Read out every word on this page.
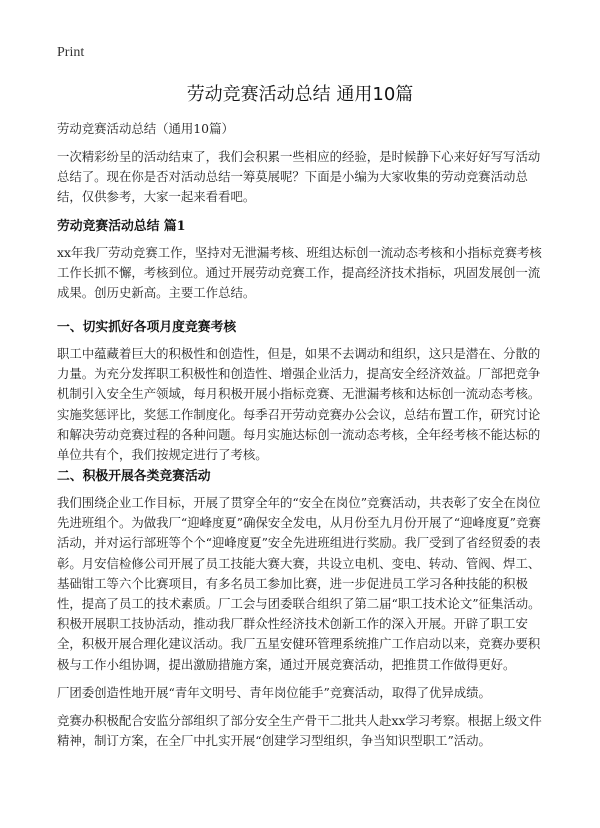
Print
劳动竞赛活动总结 通用10篇
劳动竞赛活动总结（通用10篇）
一次精彩纷呈的活动结束了，我们会积累一些相应的经验，是时候静下心来好好写写活动总结了。现在你是否对活动总结一筹莫展呢？下面是小编为大家收集的劳动竞赛活动总结，仅供参考，大家一起来看看吧。
劳动竞赛活动总结 篇1
xx年我厂劳动竞赛工作，坚持对无泄漏考核、班组达标创一流动态考核和小指标竞赛考核工作长抓不懈，考核到位。通过开展劳动竞赛工作，提高经济技术指标，巩固发展创一流成果。创历史新高。主要工作总结。
一、切实抓好各项月度竞赛考核
职工中蕴藏着巨大的积极性和创造性，但是，如果不去调动和组织，这只是潜在、分散的力量。为充分发挥职工积极性和创造性、增强企业活力，提高安全经济效益。厂部把竞争机制引入安全生产领域，每月积极开展小指标竞赛、无泄漏考核和达标创一流动态考核。实施奖惩评比，奖惩工作制度化。每季召开劳动竞赛办公会议，总结布置工作，研究讨论和解决劳动竞赛过程的各种问题。每月实施达标创一流动态考核，全年经考核不能达标的单位共有个，我们按规定进行了考核。
二、积极开展各类竞赛活动
我们围绕企业工作目标，开展了贯穿全年的“安全在岗位”竞赛活动，共表彰了安全在岗位先进班组个。为做我厂“迎峰度夏”确保安全发电，从月份至九月份开展了“迎峰度夏”竞赛活动，并对运行部班等个个“迎峰度夏”安全先进班组进行奖励。我厂受到了省经贸委的表彰。月安信检修公司开展了员工技能大赛大赛，共设立电机、变电、转动、管阀、焊工、基础钳工等六个比赛项目，有多名员工参加比赛，进一步促进员工学习各种技能的积极性，提高了员工的技术素质。厂工会与团委联合组织了第二届“职工技术论文”征集活动。积极开展职工技协活动，推动我厂群众性经济技术创新工作的深入开展。开辟了职工安全，积极开展合理化建议活动。我厂五星安健环管理系统推广工作启动以来，竞赛办要积极与工作小组协调，提出激励措施方案，通过开展竞赛活动，把推贯工作做得更好。
厂团委创造性地开展“青年文明号、青年岗位能手”竞赛活动，取得了优异成绩。
竞赛办积极配合安监分部组织了部分安全生产骨干二批共人赴xx学习考察。根据上级文件精神，制订方案，在全厂中扎实开展“创建学习型组织，争当知识型职工”活动。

# # # #

__GIVEN TASK__: Leave out the pictures and transcribe the entries above exactly.

__WRITTEN ANSWER__:
Read out every word on this page.
Print
劳动竞赛活动总结 通用10篇
劳动竞赛活动总结（通用10篇）
一次精彩纷呈的活动结束了，我们会积累一些相应的经验，是时候静下心来好好写写活动总结了。现在你是否对活动总结一筹莫展呢？下面是小编为大家收集的劳动竞赛活动总结，仅供参考，大家一起来看看吧。
劳动竞赛活动总结 篇1
xx年我厂劳动竞赛工作，坚持对无泄漏考核、班组达标创一流动态考核和小指标竞赛考核工作长抓不懈，考核到位。通过开展劳动竞赛工作，提高经济技术指标，巩固发展创一流成果。创历史新高。主要工作总结。
一、切实抓好各项月度竞赛考核
职工中蕴藏着巨大的积极性和创造性，但是，如果不去调动和组织，这只是潜在、分散的力量。为充分发挥职工积极性和创造性、增强企业活力，提高安全经济效益。厂部把竞争机制引入安全生产领域，每月积极开展小指标竞赛、无泄漏考核和达标创一流动态考核。实施奖惩评比，奖惩工作制度化。每季召开劳动竞赛办公会议，总结布置工作，研究讨论和解决劳动竞赛过程的各种问题。每月实施达标创一流动态考核，全年经考核不能达标的单位共有个，我们按规定进行了考核。
二、积极开展各类竞赛活动
我们围绕企业工作目标，开展了贯穿全年的“安全在岗位”竞赛活动，共表彰了安全在岗位先进班组个。为做我厂“迎峰度夏”确保安全发电，从月份至九月份开展了“迎峰度夏”竞赛活动，并对运行部班等个个“迎峰度夏”安全先进班组进行奖励。我厂受到了省经贸委的表彰。月安信检修公司开展了员工技能大赛大赛，共设立电机、变电、转动、管阀、焊工、基础钳工等六个比赛项目，有多名员工参加比赛，进一步促进员工学习各种技能的积极性，提高了员工的技术素质。厂工会与团委联合组织了第二届“职工技术论文”征集活动。积极开展职工技协活动，推动我厂群众性经济技术创新工作的深入开展。开辟了职工安全，积极开展合理化建议活动。我厂五星安健环管理系统推广工作启动以来，竞赛办要积极与工作小组协调，提出激励措施方案，通过开展竞赛活动，把推贯工作做得更好。
厂团委创造性地开展“青年文明号、青年岗位能手”竞赛活动，取得了优异成绩。
竞赛办积极配合安监分部组织了部分安全生产骨干二批共人赴xx学习考察。根据上级文件精神，制订方案，在全厂中扎实开展“创建学习型组织，争当知识型职工”活动。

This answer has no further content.